▶ [Instruction] Lines holding the string "carefully" are the ones to copy; find them all in the data.
= = =
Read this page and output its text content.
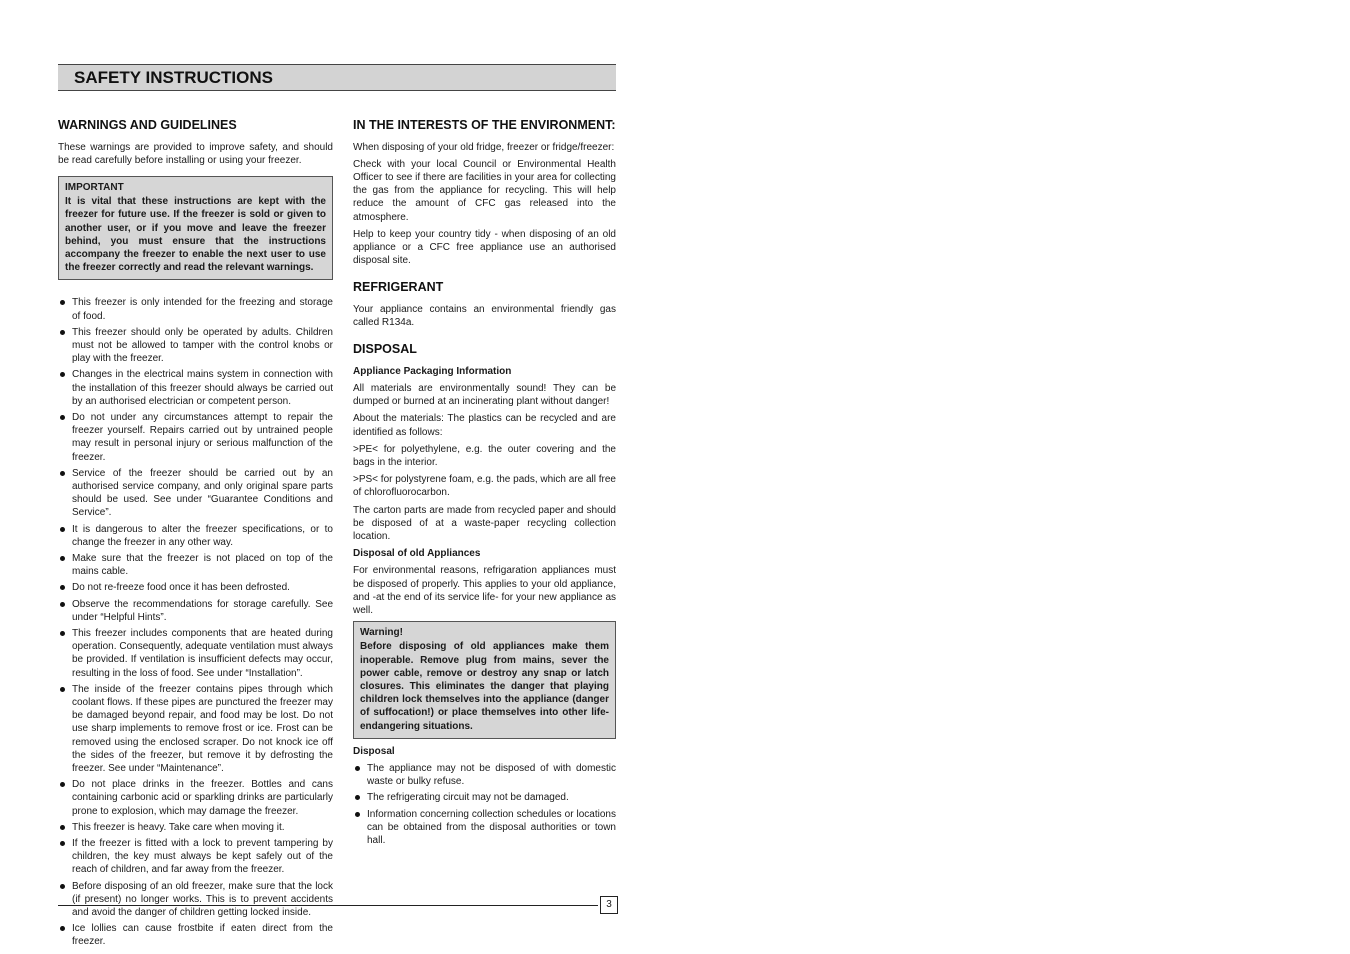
SAFETY INSTRUCTIONS
WARNINGS AND GUIDELINES

These warnings are provided to improve safety, and should be read carefully before installing or using your freezer.

IMPORTANT
It is vital that these instructions are kept with the freezer for future use. If the freezer is sold or given to another user, or if you move and leave the freezer behind, you must ensure that the instructions accompany the freezer to enable the next user to use the freezer correctly and read the relevant warnings.
This freezer is only intended for the freezing and storage of food.
This freezer should only be operated by adults. Children must not be allowed to tamper with the control knobs or play with the freezer.
Changes in the electrical mains system in connection with the installation of this freezer should always be carried out by an authorised electrician or competent person.
Do not under any circumstances attempt to repair the freezer yourself. Repairs carried out by untrained people may result in personal injury or serious malfunction of the freezer.
Service of the freezer should be carried out by an authorised service company, and only original spare parts should be used. See under “Guarantee Conditions and Service”.
It is dangerous to alter the freezer specifications, or to change the freezer in any other way.
Make sure that the freezer is not placed on top of the mains cable.
Do not re-freeze food once it has been defrosted.
Observe the recommendations for storage carefully. See under “Helpful Hints”.
This freezer includes components that are heated during operation. Consequently, adequate ventilation must always be provided. If ventilation is insufficient defects may occur, resulting in the loss of food. See under “Installation”.
The inside of the freezer contains pipes through which coolant flows. If these pipes are punctured the freezer may be damaged beyond repair, and food may be lost. Do not use sharp implements to remove frost or ice. Frost can be removed using the enclosed scraper. Do not knock ice off the sides of the freezer, but remove it by defrosting the freezer. See under “Maintenance”.
Do not place drinks in the freezer. Bottles and cans containing carbonic acid or sparkling drinks are particularly prone to explosion, which may damage the freezer.
This freezer is heavy. Take care when moving it.
If the freezer is fitted with a lock to prevent tampering by children, the key must always be kept safely out of the reach of children, and far away from the freezer.
Before disposing of an old freezer, make sure that the lock (if present) no longer works. This is to prevent accidents and avoid the danger of children getting locked inside.
Ice lollies can cause frostbite if eaten direct from the freezer.
IN THE INTERESTS OF THE ENVIRONMENT:

When disposing of your old fridge, freezer or fridge/freezer:

Check with your local Council or Environmental Health Officer to see if there are facilities in your area for collecting the gas from the appliance for recycling. This will help reduce the amount of CFC gas released into the atmosphere.

Help to keep your country tidy - when disposing of an old appliance or a CFC free appliance use an authorised disposal site.

REFRIGERANT

Your appliance contains an environmental friendly gas called R134a.

DISPOSAL
Appliance Packaging Information

All materials are environmentally sound! They can be dumped or burned at an incinerating plant without danger!

About the materials: The plastics can be recycled and are identified as follows:

>PE< for polyethylene, e.g. the outer covering and the bags in the interior.

>PS< for polystyrene foam, e.g. the pads, which are all free of chlorofluorocarbon.

The carton parts are made from recycled paper and should be disposed of at a waste-paper recycling collection location.

Disposal of old Appliances

For environmental reasons, refrigaration appliances must be disposed of properly. This applies to your old appliance, and -at the end of its service life- for your new appliance as well.

Warning!
Before disposing of old appliances make them inoperable. Remove plug from mains, sever the power cable, remove or destroy any snap or latch closures. This eliminates the danger that playing children lock themselves into the appliance (danger of suffocation!) or place themselves into other life-endangering situations.
Disposal
The appliance may not be disposed of with domestic waste or bulky refuse.
The refrigerating circuit may not be damaged.
Information concerning collection schedules or locations can be obtained from the disposal authorities or town hall.
3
= = =
▶ [Complete output]
These warnings are provided to improve safety, and should be read carefully before installing or using your freezer.
Observe the recommendations for storage carefully. See under “Helpful Hints”.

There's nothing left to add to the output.